* Brief: Copy all of the material word for word, except for the pictures.
----
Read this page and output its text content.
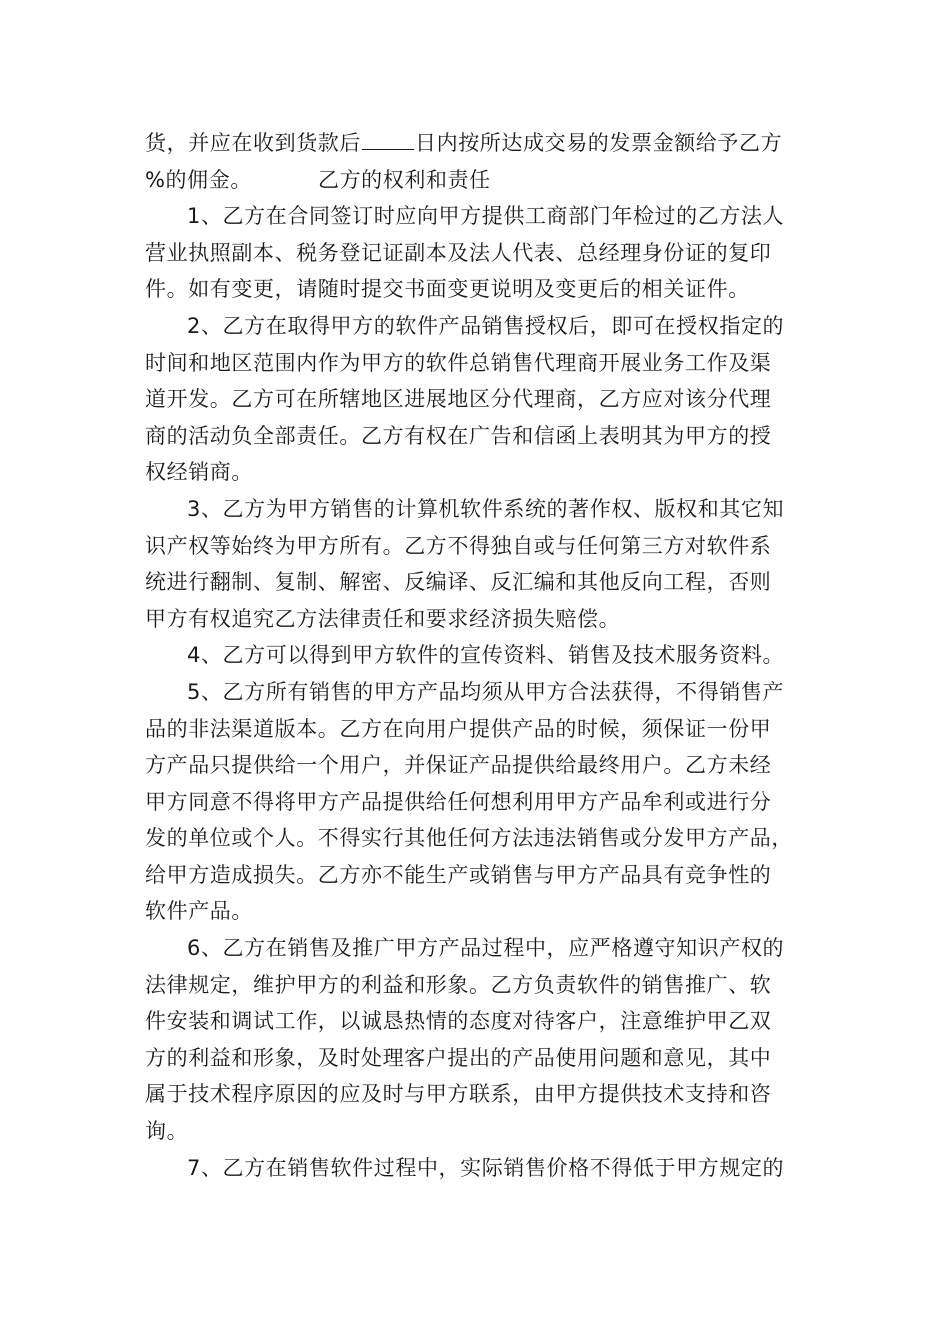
货，并应在收到货款后	日内按所达成交易的发票金额给予乙方
%的佣金。	乙方的权利和责任
1、乙方在合同签订时应向甲方提供工商部门年检过的乙方法人
营业执照副本、税务登记证副本及法人代表、总经理身份证的复印
件。如有变更，请随时提交书面变更说明及变更后的相关证件。
2、乙方在取得甲方的软件产品销售授权后，即可在授权指定的
时间和地区范围内作为甲方的软件总销售代理商开展业务工作及渠
道开发。乙方可在所辖地区进展地区分代理商，乙方应对该分代理
商的活动负全部责任。乙方有权在广告和信函上表明其为甲方的授
权经销商。
3、乙方为甲方销售的计算机软件系统的著作权、版权和其它知
识产权等始终为甲方所有。乙方不得独自或与任何第三方对软件系
统进行翻制、复制、解密、反编译、反汇编和其他反向工程，否则
甲方有权追究乙方法律责任和要求经济损失赔偿。
4、乙方可以得到甲方软件的宣传资料、销售及技术服务资料。
5、乙方所有销售的甲方产品均须从甲方合法获得，不得销售产
品的非法渠道版本。乙方在向用户提供产品的时候，须保证一份甲
方产品只提供给一个用户，并保证产品提供给最终用户。乙方未经
甲方同意不得将甲方产品提供给任何想利用甲方产品牟利或进行分
发的单位或个人。不得实行其他任何方法违法销售或分发甲方产品，
给甲方造成损失。乙方亦不能生产或销售与甲方产品具有竞争性的
软件产品。
6、乙方在销售及推广甲方产品过程中，应严格遵守知识产权的
法律规定，维护甲方的利益和形象。乙方负责软件的销售推广、软
件安装和调试工作，以诚恳热情的态度对待客户，注意维护甲乙双
方的利益和形象，及时处理客户提出的产品使用问题和意见，其中
属于技术程序原因的应及时与甲方联系，由甲方提供技术支持和咨
询。
7、乙方在销售软件过程中，实际销售价格不得低于甲方规定的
----
* Complete output:
Read this page and output its text content.
货，并应在收到货款后	日内按所达成交易的发票金额给予乙方
%的佣金。	乙方的权利和责任
1、乙方在合同签订时应向甲方提供工商部门年检过的乙方法人
营业执照副本、税务登记证副本及法人代表、总经理身份证的复印
件。如有变更，请随时提交书面变更说明及变更后的相关证件。
2、乙方在取得甲方的软件产品销售授权后，即可在授权指定的
时间和地区范围内作为甲方的软件总销售代理商开展业务工作及渠
道开发。乙方可在所辖地区进展地区分代理商，乙方应对该分代理
商的活动负全部责任。乙方有权在广告和信函上表明其为甲方的授
权经销商。
3、乙方为甲方销售的计算机软件系统的著作权、版权和其它知
识产权等始终为甲方所有。乙方不得独自或与任何第三方对软件系
统进行翻制、复制、解密、反编译、反汇编和其他反向工程，否则
甲方有权追究乙方法律责任和要求经济损失赔偿。
4、乙方可以得到甲方软件的宣传资料、销售及技术服务资料。
5、乙方所有销售的甲方产品均须从甲方合法获得，不得销售产
品的非法渠道版本。乙方在向用户提供产品的时候，须保证一份甲
方产品只提供给一个用户，并保证产品提供给最终用户。乙方未经
甲方同意不得将甲方产品提供给任何想利用甲方产品牟利或进行分
发的单位或个人。不得实行其他任何方法违法销售或分发甲方产品，
给甲方造成损失。乙方亦不能生产或销售与甲方产品具有竞争性的
软件产品。
6、乙方在销售及推广甲方产品过程中，应严格遵守知识产权的
法律规定，维护甲方的利益和形象。乙方负责软件的销售推广、软
件安装和调试工作，以诚恳热情的态度对待客户，注意维护甲乙双
方的利益和形象，及时处理客户提出的产品使用问题和意见，其中
属于技术程序原因的应及时与甲方联系，由甲方提供技术支持和咨
询。
7、乙方在销售软件过程中，实际销售价格不得低于甲方规定的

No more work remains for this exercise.